### [GIVEN REQUEST]
Transcribe all the records exactly and omit any images they hold.

### [DATA RECORDS]
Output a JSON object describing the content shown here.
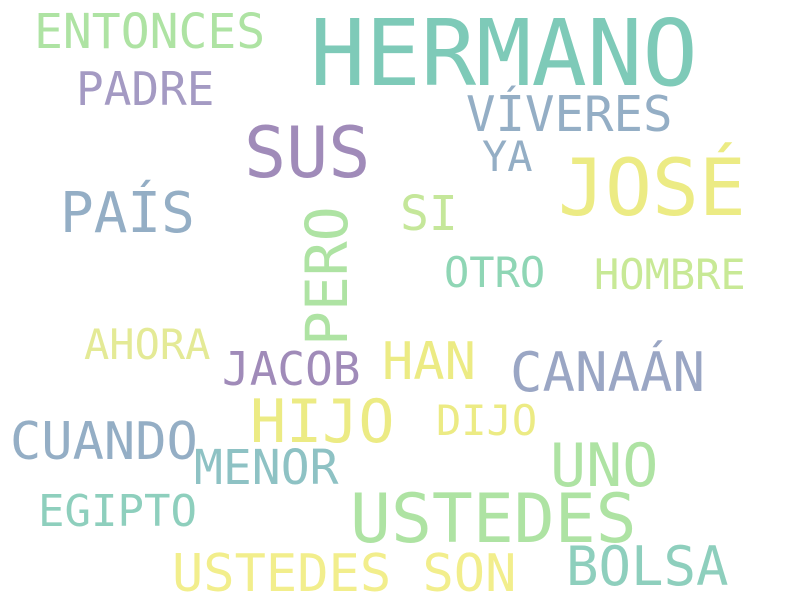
{
  "words": [
    {
      "text": "HERMANO",
      "color": "#7ecab8"
    },
    {
      "text": "ENTONCES",
      "color": "#aee3a3"
    },
    {
      "text": "PADRE",
      "color": "#a49ac3"
    },
    {
      "text": "VÍVERES",
      "color": "#94aec5"
    },
    {
      "text": "SUS",
      "color": "#a08bb9"
    },
    {
      "text": "YA",
      "color": "#94aec5"
    },
    {
      "text": "JOSÉ",
      "color": "#eceb84"
    },
    {
      "text": "PAÍS",
      "color": "#94aec5"
    },
    {
      "text": "PERO",
      "color": "#aee3a3"
    },
    {
      "text": "SI",
      "color": "#c5e79a"
    },
    {
      "text": "OTRO",
      "color": "#8fd6b5"
    },
    {
      "text": "HOMBRE",
      "color": "#c8e996"
    },
    {
      "text": "AHORA",
      "color": "#e4ea96"
    },
    {
      "text": "JACOB",
      "color": "#a08bb9"
    },
    {
      "text": "HAN",
      "color": "#eceb84"
    },
    {
      "text": "CANAÁN",
      "color": "#9aa6c4"
    },
    {
      "text": "HIJO",
      "color": "#eceb84"
    },
    {
      "text": "DIJO",
      "color": "#eceb84"
    },
    {
      "text": "CUANDO",
      "color": "#94aec5"
    },
    {
      "text": "MENOR",
      "color": "#8ec2c4"
    },
    {
      "text": "UNO",
      "color": "#aee3a3"
    },
    {
      "text": "USTEDES",
      "color": "#aee3a3"
    },
    {
      "text": "EGIPTO",
      "color": "#8ecfbd"
    },
    {
      "text": "USTEDES SON",
      "color": "#f2ee8c"
    },
    {
      "text": "BOLSA",
      "color": "#8ecfbd"
    }
  ]
}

### [TASK RESPONSE]
Output a JSON object describing the content shown here.
{
  "words": [
    {
      "text": "HERMANO",
      "color": "#7ecab8"
    },
    {
      "text": "ENTONCES",
      "color": "#aee3a3"
    },
    {
      "text": "PADRE",
      "color": "#a49ac3"
    },
    {
      "text": "VÍVERES",
      "color": "#94aec5"
    },
    {
      "text": "SUS",
      "color": "#a08bb9"
    },
    {
      "text": "YA",
      "color": "#94aec5"
    },
    {
      "text": "JOSÉ",
      "color": "#eceb84"
    },
    {
      "text": "PAÍS",
      "color": "#94aec5"
    },
    {
      "text": "PERO",
      "color": "#aee3a3"
    },
    {
      "text": "SI",
      "color": "#c5e79a"
    },
    {
      "text": "OTRO",
      "color": "#8fd6b5"
    },
    {
      "text": "HOMBRE",
      "color": "#c8e996"
    },
    {
      "text": "AHORA",
      "color": "#e4ea96"
    },
    {
      "text": "JACOB",
      "color": "#a08bb9"
    },
    {
      "text": "HAN",
      "color": "#eceb84"
    },
    {
      "text": "CANAÁN",
      "color": "#9aa6c4"
    },
    {
      "text": "HIJO",
      "color": "#eceb84"
    },
    {
      "text": "DIJO",
      "color": "#eceb84"
    },
    {
      "text": "CUANDO",
      "color": "#94aec5"
    },
    {
      "text": "MENOR",
      "color": "#8ec2c4"
    },
    {
      "text": "UNO",
      "color": "#aee3a3"
    },
    {
      "text": "USTEDES",
      "color": "#aee3a3"
    },
    {
      "text": "EGIPTO",
      "color": "#8ecfbd"
    },
    {
      "text": "USTEDES SON",
      "color": "#f2ee8c"
    },
    {
      "text": "BOLSA",
      "color": "#8ecfbd"
    }
  ]
}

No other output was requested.